◆ **What you need to do**:
Can you find the lines of the listing that include "tanulmányi" and copy every one?
-*-
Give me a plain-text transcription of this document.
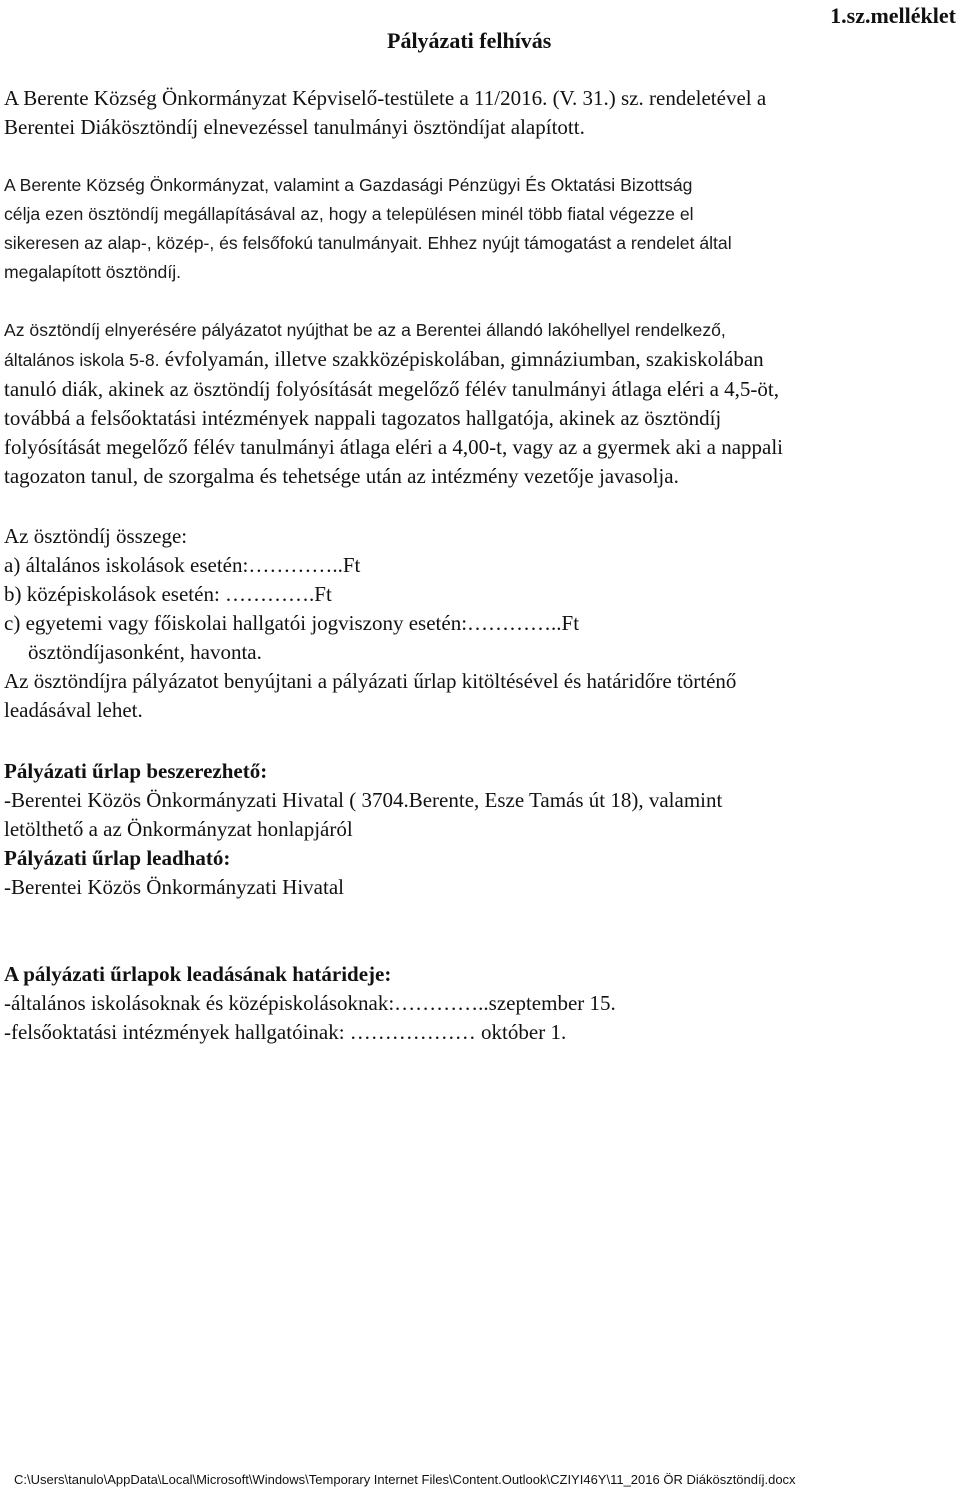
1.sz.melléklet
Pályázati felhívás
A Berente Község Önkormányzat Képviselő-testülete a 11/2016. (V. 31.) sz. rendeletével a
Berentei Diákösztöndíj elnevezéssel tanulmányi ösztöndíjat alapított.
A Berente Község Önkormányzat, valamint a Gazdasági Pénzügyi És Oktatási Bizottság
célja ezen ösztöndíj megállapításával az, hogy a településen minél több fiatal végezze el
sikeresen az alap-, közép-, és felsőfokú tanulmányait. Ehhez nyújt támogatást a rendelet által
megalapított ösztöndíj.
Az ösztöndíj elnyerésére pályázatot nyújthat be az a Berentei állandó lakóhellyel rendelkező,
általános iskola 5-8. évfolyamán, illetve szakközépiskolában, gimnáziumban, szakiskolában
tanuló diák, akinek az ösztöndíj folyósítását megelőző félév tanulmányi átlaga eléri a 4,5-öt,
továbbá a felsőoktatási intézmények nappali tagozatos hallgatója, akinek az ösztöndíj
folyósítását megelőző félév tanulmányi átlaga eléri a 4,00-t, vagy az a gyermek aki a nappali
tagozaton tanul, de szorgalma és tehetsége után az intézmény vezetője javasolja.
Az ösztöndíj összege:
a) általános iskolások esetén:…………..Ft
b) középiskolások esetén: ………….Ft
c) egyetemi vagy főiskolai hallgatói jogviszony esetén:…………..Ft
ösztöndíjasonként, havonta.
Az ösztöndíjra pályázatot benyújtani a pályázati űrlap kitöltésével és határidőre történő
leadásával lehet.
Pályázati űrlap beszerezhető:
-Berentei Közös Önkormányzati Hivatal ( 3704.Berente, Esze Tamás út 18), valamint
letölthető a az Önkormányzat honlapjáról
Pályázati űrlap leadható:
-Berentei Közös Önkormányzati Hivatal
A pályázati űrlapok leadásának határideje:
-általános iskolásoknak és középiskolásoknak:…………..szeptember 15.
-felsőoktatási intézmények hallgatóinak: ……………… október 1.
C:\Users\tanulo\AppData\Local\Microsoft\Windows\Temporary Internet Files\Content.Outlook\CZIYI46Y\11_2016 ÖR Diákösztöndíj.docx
-*-
◆ **Written answer**:
Berentei Diákösztöndíj elnevezéssel tanulmányi ösztöndíjat alapított.
tanuló diák, akinek az ösztöndíj folyósítását megelőző félév tanulmányi átlaga eléri a 4,5-öt,
folyósítását megelőző félév tanulmányi átlaga eléri a 4,00-t, vagy az a gyermek aki a nappali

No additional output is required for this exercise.